- [Your task]
Without the pictures, set down the records below word for word.

- [Input for this task]
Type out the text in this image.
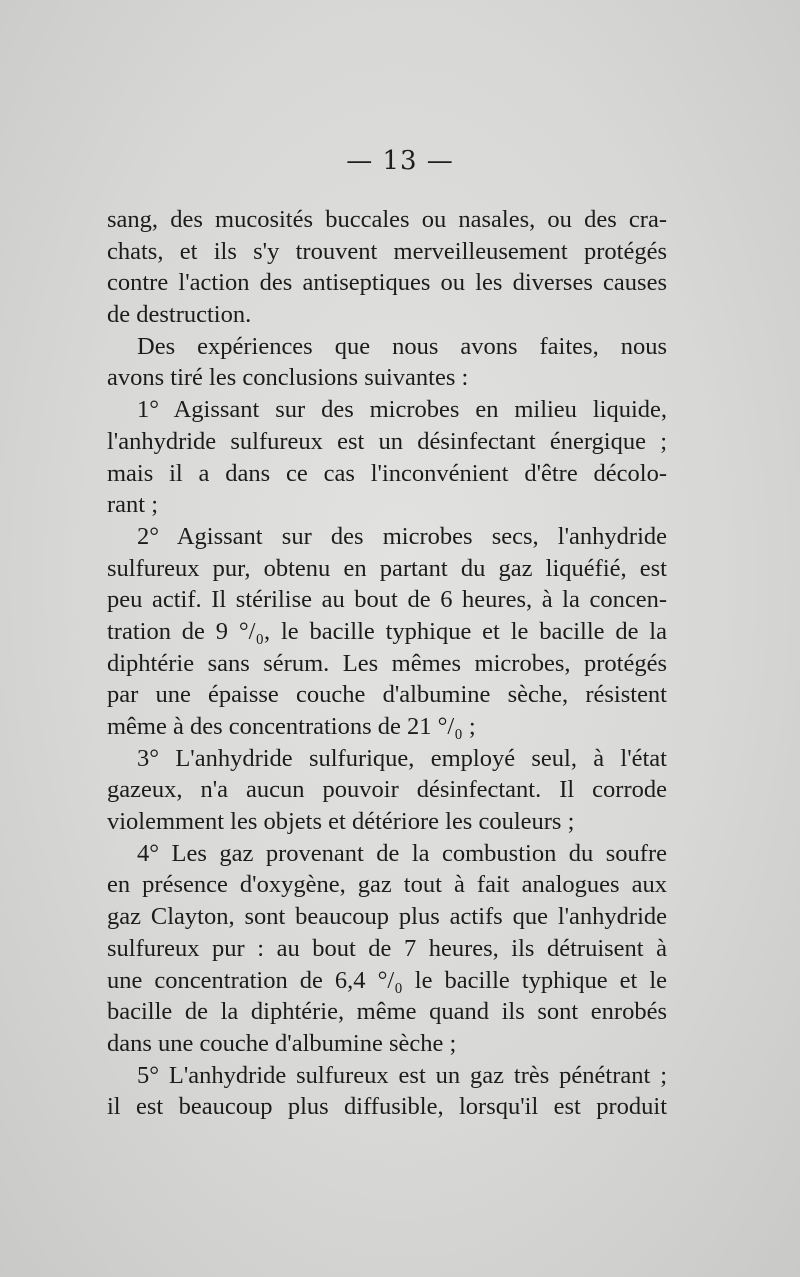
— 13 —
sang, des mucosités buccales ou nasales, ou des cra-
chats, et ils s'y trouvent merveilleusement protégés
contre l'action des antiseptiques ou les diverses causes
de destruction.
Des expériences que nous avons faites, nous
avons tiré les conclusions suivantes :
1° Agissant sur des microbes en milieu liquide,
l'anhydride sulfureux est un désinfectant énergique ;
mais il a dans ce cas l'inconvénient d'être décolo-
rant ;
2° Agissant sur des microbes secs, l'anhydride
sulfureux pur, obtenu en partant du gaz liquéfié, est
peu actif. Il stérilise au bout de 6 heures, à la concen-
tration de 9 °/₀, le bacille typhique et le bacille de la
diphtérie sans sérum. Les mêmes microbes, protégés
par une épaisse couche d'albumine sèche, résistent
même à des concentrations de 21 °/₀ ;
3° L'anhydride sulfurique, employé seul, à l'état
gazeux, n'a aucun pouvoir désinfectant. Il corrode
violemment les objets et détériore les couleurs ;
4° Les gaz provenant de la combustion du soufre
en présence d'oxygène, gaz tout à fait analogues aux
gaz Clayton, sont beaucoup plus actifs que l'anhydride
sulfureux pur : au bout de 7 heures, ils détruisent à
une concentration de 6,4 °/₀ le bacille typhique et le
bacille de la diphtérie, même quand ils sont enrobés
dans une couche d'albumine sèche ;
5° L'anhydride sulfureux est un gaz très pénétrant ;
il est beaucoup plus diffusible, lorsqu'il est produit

- [Solution to this task]
Type out the text in this image.
— 13 —
sang, des mucosités buccales ou nasales, ou des cra-
chats, et ils s'y trouvent merveilleusement protégés
contre l'action des antiseptiques ou les diverses causes
de destruction.
Des expériences que nous avons faites, nous
avons tiré les conclusions suivantes :
1° Agissant sur des microbes en milieu liquide,
l'anhydride sulfureux est un désinfectant énergique ;
mais il a dans ce cas l'inconvénient d'être décolo-
rant ;
2° Agissant sur des microbes secs, l'anhydride
sulfureux pur, obtenu en partant du gaz liquéfié, est
peu actif. Il stérilise au bout de 6 heures, à la concen-
tration de 9 °/₀, le bacille typhique et le bacille de la
diphtérie sans sérum. Les mêmes microbes, protégés
par une épaisse couche d'albumine sèche, résistent
même à des concentrations de 21 °/₀ ;
3° L'anhydride sulfurique, employé seul, à l'état
gazeux, n'a aucun pouvoir désinfectant. Il corrode
violemment les objets et détériore les couleurs ;
4° Les gaz provenant de la combustion du soufre
en présence d'oxygène, gaz tout à fait analogues aux
gaz Clayton, sont beaucoup plus actifs que l'anhydride
sulfureux pur : au bout de 7 heures, ils détruisent à
une concentration de 6,4 °/₀ le bacille typhique et le
bacille de la diphtérie, même quand ils sont enrobés
dans une couche d'albumine sèche ;
5° L'anhydride sulfureux est un gaz très pénétrant ;
il est beaucoup plus diffusible, lorsqu'il est produit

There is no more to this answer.